§ Short exercise:
Repeat the listing word for word. No pictures belong in the copy.

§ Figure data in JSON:
▼
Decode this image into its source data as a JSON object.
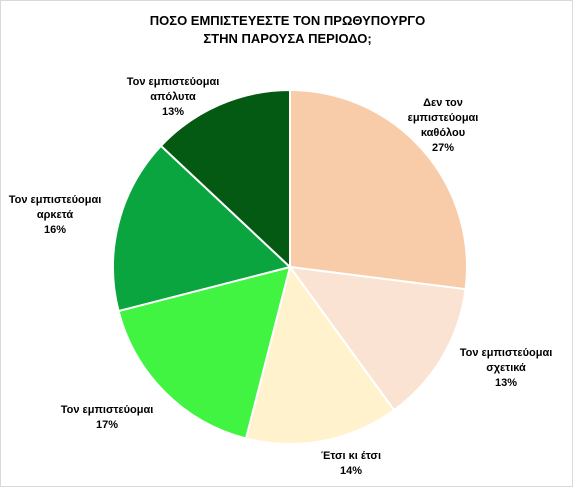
{
  "chart_data": {
    "type": "pie",
    "title": [
      "ΠΟΣΟ ΕΜΠΙΣΤΕΥΕΣΤΕ ΤΟΝ ΠΡΩΘΥΠΟΥΡΓΟ",
      "ΣΤΗΝ ΠΑΡΟΥΣΑ ΠΕΡΙΟΔΟ;"
    ],
    "slices": [
      {
        "label": [
          "Δεν τον",
          "εμπιστεύομαι",
          "καθόλου"
        ],
        "value": 27,
        "value_label": "27%",
        "color": "#f8cba9"
      },
      {
        "label": [
          "Τον εμπιστεύομαι",
          "σχετικά"
        ],
        "value": 13,
        "value_label": "13%",
        "color": "#fbe3d3"
      },
      {
        "label": [
          "Έτσι κι έτσι"
        ],
        "value": 14,
        "value_label": "14%",
        "color": "#fff2cc"
      },
      {
        "label": [
          "Τον εμπιστεύομαι"
        ],
        "value": 17,
        "value_label": "17%",
        "color": "#41f441"
      },
      {
        "label": [
          "Τον εμπιστεύομαι",
          "αρκετά"
        ],
        "value": 16,
        "value_label": "16%",
        "color": "#0aa53e"
      },
      {
        "label": [
          "Τον εμπιστεύομαι",
          "απόλυτα"
        ],
        "value": 13,
        "value_label": "13%",
        "color": "#045a12"
      }
    ],
    "start_angle": "12 o'clock",
    "direction": "clockwise",
    "legend": "none"
  }
}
▲
§ Task result:
Decode this image into its source data as a JSON object.
{
  "chart_data": {
    "type": "pie",
    "title": [
      "ΠΟΣΟ ΕΜΠΙΣΤΕΥΕΣΤΕ ΤΟΝ ΠΡΩΘΥΠΟΥΡΓΟ",
      "ΣΤΗΝ ΠΑΡΟΥΣΑ ΠΕΡΙΟΔΟ;"
    ],
    "slices": [
      {
        "label": [
          "Δεν τον",
          "εμπιστεύομαι",
          "καθόλου"
        ],
        "value": 27,
        "value_label": "27%",
        "color": "#f8cba9"
      },
      {
        "label": [
          "Τον εμπιστεύομαι",
          "σχετικά"
        ],
        "value": 13,
        "value_label": "13%",
        "color": "#fbe3d3"
      },
      {
        "label": [
          "Έτσι κι έτσι"
        ],
        "value": 14,
        "value_label": "14%",
        "color": "#fff2cc"
      },
      {
        "label": [
          "Τον εμπιστεύομαι"
        ],
        "value": 17,
        "value_label": "17%",
        "color": "#41f441"
      },
      {
        "label": [
          "Τον εμπιστεύομαι",
          "αρκετά"
        ],
        "value": 16,
        "value_label": "16%",
        "color": "#0aa53e"
      },
      {
        "label": [
          "Τον εμπιστεύομαι",
          "απόλυτα"
        ],
        "value": 13,
        "value_label": "13%",
        "color": "#045a12"
      }
    ],
    "start_angle": "12 o'clock",
    "direction": "clockwise",
    "legend": "none"
  }
}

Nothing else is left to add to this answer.